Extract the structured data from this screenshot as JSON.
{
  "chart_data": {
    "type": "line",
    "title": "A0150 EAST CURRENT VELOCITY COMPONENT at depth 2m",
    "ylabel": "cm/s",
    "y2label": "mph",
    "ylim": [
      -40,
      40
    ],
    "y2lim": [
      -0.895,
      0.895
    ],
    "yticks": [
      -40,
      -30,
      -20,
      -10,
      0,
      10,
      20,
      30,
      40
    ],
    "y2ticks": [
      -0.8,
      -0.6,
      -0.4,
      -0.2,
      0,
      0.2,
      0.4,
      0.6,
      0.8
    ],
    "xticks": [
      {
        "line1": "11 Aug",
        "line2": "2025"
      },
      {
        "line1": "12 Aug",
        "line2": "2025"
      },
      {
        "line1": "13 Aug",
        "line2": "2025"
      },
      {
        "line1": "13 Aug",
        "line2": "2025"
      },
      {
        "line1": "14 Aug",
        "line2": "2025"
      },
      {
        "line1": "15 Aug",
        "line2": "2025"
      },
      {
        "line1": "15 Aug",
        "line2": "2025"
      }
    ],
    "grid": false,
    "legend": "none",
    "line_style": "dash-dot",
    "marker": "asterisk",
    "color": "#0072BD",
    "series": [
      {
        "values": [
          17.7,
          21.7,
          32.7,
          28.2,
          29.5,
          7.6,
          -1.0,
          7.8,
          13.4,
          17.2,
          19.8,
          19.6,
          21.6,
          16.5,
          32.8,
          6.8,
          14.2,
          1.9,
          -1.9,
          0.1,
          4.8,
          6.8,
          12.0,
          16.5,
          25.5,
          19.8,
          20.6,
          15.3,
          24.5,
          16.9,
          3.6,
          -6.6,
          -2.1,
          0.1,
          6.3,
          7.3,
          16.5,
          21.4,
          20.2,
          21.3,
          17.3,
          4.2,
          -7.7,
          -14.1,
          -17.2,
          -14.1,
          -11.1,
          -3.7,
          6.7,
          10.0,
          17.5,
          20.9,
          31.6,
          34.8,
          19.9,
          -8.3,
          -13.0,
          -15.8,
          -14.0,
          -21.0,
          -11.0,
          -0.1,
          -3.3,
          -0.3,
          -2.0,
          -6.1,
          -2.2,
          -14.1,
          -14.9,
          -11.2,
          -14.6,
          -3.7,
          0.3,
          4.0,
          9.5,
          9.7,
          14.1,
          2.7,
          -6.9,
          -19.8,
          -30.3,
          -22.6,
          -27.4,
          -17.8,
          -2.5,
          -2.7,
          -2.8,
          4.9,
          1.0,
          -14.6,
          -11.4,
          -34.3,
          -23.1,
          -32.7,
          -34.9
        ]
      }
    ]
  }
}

####

> _GIVEN PROBLEM_: Reproduce every entry shown above, precisely as it stands.

> _EXPECTED ANSWER_:
Extract the structured data from this screenshot as JSON.
{
  "chart_data": {
    "type": "line",
    "title": "A0150 EAST CURRENT VELOCITY COMPONENT at depth 2m",
    "ylabel": "cm/s",
    "y2label": "mph",
    "ylim": [
      -40,
      40
    ],
    "y2lim": [
      -0.895,
      0.895
    ],
    "yticks": [
      -40,
      -30,
      -20,
      -10,
      0,
      10,
      20,
      30,
      40
    ],
    "y2ticks": [
      -0.8,
      -0.6,
      -0.4,
      -0.2,
      0,
      0.2,
      0.4,
      0.6,
      0.8
    ],
    "xticks": [
      {
        "line1": "11 Aug",
        "line2": "2025"
      },
      {
        "line1": "12 Aug",
        "line2": "2025"
      },
      {
        "line1": "13 Aug",
        "line2": "2025"
      },
      {
        "line1": "13 Aug",
        "line2": "2025"
      },
      {
        "line1": "14 Aug",
        "line2": "2025"
      },
      {
        "line1": "15 Aug",
        "line2": "2025"
      },
      {
        "line1": "15 Aug",
        "line2": "2025"
      }
    ],
    "grid": false,
    "legend": "none",
    "line_style": "dash-dot",
    "marker": "asterisk",
    "color": "#0072BD",
    "series": [
      {
        "values": [
          17.7,
          21.7,
          32.7,
          28.2,
          29.5,
          7.6,
          -1.0,
          7.8,
          13.4,
          17.2,
          19.8,
          19.6,
          21.6,
          16.5,
          32.8,
          6.8,
          14.2,
          1.9,
          -1.9,
          0.1,
          4.8,
          6.8,
          12.0,
          16.5,
          25.5,
          19.8,
          20.6,
          15.3,
          24.5,
          16.9,
          3.6,
          -6.6,
          -2.1,
          0.1,
          6.3,
          7.3,
          16.5,
          21.4,
          20.2,
          21.3,
          17.3,
          4.2,
          -7.7,
          -14.1,
          -17.2,
          -14.1,
          -11.1,
          -3.7,
          6.7,
          10.0,
          17.5,
          20.9,
          31.6,
          34.8,
          19.9,
          -8.3,
          -13.0,
          -15.8,
          -14.0,
          -21.0,
          -11.0,
          -0.1,
          -3.3,
          -0.3,
          -2.0,
          -6.1,
          -2.2,
          -14.1,
          -14.9,
          -11.2,
          -14.6,
          -3.7,
          0.3,
          4.0,
          9.5,
          9.7,
          14.1,
          2.7,
          -6.9,
          -19.8,
          -30.3,
          -22.6,
          -27.4,
          -17.8,
          -2.5,
          -2.7,
          -2.8,
          4.9,
          1.0,
          -14.6,
          -11.4,
          -34.3,
          -23.1,
          -32.7,
          -34.9
        ]
      }
    ]
  }
}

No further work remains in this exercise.